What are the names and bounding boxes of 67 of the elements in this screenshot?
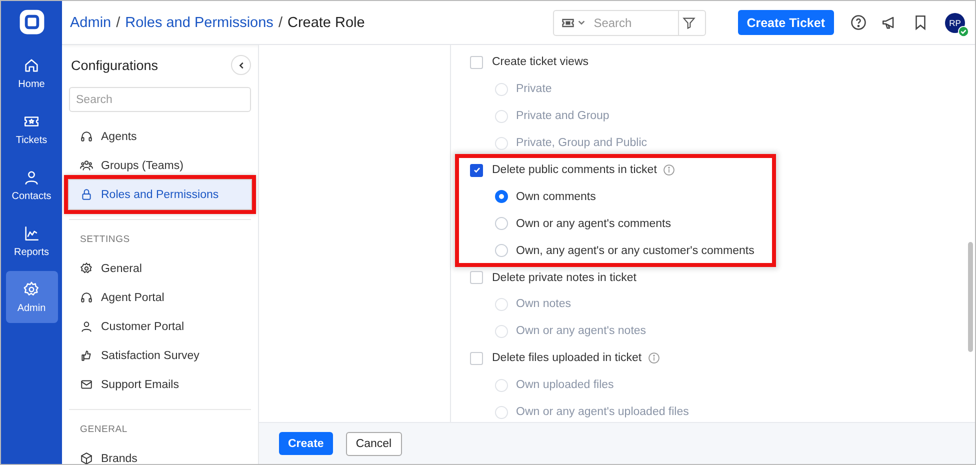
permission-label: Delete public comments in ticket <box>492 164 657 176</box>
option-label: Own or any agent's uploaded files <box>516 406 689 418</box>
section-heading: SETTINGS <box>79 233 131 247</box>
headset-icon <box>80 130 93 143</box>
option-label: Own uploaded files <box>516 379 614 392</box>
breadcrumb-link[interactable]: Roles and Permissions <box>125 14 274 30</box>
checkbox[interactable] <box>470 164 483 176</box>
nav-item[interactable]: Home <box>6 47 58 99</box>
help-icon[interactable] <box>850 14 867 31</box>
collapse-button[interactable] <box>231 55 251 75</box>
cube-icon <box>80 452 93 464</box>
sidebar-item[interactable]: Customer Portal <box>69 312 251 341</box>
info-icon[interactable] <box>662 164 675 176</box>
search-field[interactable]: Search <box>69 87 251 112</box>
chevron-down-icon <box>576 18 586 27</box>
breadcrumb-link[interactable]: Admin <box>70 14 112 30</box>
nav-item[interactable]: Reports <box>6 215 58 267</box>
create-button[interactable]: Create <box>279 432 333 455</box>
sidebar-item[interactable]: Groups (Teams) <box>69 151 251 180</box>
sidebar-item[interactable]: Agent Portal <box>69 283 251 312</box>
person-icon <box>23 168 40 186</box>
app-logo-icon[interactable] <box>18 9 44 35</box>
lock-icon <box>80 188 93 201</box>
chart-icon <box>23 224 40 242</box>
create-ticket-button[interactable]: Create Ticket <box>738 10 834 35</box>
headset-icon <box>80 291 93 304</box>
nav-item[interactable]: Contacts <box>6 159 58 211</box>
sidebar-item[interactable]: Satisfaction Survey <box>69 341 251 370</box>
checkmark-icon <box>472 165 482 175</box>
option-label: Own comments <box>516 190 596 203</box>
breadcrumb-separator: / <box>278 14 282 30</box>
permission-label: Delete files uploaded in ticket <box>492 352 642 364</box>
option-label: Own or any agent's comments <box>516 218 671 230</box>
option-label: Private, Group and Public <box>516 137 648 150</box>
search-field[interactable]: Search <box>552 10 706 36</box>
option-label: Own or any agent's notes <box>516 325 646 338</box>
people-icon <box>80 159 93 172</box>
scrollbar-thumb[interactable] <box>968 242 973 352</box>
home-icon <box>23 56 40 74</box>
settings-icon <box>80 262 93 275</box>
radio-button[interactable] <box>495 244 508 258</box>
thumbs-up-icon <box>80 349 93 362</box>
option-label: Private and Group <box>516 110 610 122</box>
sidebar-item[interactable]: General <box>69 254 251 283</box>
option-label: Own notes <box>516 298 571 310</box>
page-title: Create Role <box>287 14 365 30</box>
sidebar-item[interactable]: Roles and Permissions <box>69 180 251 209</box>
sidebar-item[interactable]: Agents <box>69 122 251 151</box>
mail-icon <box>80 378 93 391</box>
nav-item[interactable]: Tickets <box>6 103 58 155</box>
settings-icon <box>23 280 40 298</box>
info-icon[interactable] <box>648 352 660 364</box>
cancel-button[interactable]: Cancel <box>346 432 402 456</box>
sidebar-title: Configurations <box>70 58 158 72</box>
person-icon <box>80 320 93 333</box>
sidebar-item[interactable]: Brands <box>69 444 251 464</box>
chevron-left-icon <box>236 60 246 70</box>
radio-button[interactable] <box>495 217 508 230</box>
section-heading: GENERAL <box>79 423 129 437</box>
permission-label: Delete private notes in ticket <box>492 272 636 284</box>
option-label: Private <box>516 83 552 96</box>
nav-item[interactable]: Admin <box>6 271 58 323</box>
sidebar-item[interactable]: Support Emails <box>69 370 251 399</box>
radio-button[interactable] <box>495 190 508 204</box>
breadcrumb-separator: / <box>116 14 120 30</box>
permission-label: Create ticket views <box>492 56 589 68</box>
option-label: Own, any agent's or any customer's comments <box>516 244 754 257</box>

◆ ◆ ◆ ◆ ◆

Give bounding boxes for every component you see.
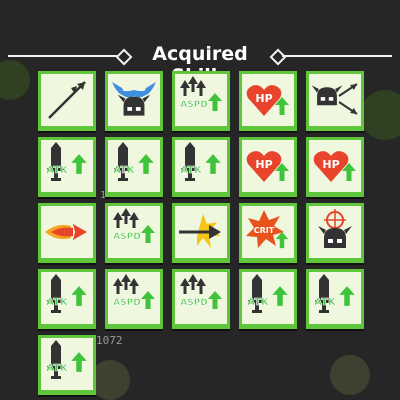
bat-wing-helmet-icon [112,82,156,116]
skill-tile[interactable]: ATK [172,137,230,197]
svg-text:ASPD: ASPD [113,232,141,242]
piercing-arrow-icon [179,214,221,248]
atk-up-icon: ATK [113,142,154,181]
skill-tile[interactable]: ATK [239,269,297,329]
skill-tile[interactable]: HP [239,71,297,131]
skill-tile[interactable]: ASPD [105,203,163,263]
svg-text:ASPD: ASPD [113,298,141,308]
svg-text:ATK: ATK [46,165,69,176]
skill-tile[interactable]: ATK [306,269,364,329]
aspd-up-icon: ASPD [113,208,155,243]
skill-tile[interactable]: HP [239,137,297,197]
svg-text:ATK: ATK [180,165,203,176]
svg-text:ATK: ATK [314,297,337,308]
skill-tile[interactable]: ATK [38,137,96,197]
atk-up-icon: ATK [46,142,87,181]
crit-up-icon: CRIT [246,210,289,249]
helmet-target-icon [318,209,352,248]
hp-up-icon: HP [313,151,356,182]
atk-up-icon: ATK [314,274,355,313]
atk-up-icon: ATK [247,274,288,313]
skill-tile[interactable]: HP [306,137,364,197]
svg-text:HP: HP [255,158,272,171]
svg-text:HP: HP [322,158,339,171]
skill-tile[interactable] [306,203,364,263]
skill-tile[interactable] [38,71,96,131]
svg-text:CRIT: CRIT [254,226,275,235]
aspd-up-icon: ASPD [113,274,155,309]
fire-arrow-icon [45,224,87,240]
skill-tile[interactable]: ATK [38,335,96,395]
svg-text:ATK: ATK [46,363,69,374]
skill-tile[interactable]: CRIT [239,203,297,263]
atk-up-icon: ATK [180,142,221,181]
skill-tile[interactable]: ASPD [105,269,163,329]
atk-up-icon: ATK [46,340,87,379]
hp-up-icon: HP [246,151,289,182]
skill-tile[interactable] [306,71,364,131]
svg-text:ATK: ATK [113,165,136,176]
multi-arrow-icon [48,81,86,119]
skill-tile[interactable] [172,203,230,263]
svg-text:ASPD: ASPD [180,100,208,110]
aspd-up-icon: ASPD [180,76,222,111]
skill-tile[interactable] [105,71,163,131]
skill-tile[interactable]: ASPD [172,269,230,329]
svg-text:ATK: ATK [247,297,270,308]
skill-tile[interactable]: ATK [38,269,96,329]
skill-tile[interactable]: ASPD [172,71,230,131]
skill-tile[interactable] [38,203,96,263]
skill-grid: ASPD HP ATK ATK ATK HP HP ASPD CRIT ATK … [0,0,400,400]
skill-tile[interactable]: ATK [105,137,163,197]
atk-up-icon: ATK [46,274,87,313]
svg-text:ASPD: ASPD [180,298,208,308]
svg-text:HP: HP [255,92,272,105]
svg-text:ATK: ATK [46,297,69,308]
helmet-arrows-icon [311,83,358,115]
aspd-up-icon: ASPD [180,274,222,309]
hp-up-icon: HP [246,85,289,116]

◆ ◆ ◆ ◆ ◆

### Directions for this task
Render the records as a Markdown table with the columns Row and Entry. Start with the line containing "permission-label: Delete public" and continue through the line containing "breadcrumb-separator: / <box>278". Number each line in order and leave out blank lines.

### Solution for this exercise
| Row | Entry |
|---|---|
| 1 | permission-label: Delete public comments in ticket <box>492 164 657 176</box> |
| 2 | option-label: Own or any agent's uploaded files <box>516 406 689 418</box> |
| 3 | section-heading: SETTINGS <box>79 233 131 247</box> |
| 4 | headset-icon <box>80 130 93 143</box> |
| 5 | option-label: Own uploaded files <box>516 379 614 392</box> |
| 6 | breadcrumb-link[interactable]: Roles and Permissions <box>125 14 274 30</box> |
| 7 | checkbox[interactable] <box>470 164 483 176</box> |
| 8 | nav-item[interactable]: Home <box>6 47 58 99</box> |
| 9 | help-icon[interactable] <box>850 14 867 31</box> |
| 10 | collapse-button[interactable] <box>231 55 251 75</box> |
| 11 | cube-icon <box>80 452 93 464</box> |
| 12 | sidebar-item[interactable]: Customer Portal <box>69 312 251 341</box> |
| 13 | info-icon[interactable] <box>662 164 675 176</box> |
| 14 | search-field[interactable]: Search <box>69 87 251 112</box> |
| 15 | chevron-down-icon <box>576 18 586 27</box> |
| 16 | breadcrumb-link[interactable]: Admin <box>70 14 112 30</box> |
| 17 | nav-item[interactable]: Reports <box>6 215 58 267</box> |
| 18 | create-button[interactable]: Create <box>279 432 333 455</box> |
| 19 | sidebar-item[interactable]: Groups (Teams) <box>69 151 251 180</box> |
| 20 | sidebar-item[interactable]: Agent Portal <box>69 283 251 312</box> |
| 21 | person-icon <box>23 168 40 186</box> |
| 22 | app-logo-icon[interactable] <box>18 9 44 35</box> |
| 23 | lock-icon <box>80 188 93 201</box> |
| 24 | chart-icon <box>23 224 40 242</box> |
| 25 | create-ticket-button[interactable]: Create Ticket <box>738 10 834 35</box> |
| 26 | headset-icon <box>80 291 93 304</box> |
| 27 | nav-item[interactable]: Contacts <box>6 159 58 211</box> |
| 28 | sidebar-item[interactable]: Satisfaction Survey <box>69 341 251 370</box> |
| 29 | checkmark-icon <box>472 165 482 175</box> |
| 30 | option-label: Own comments <box>516 190 596 203</box> |
| 31 | breadcrumb-separator: / <box>278 14 282 30</box> |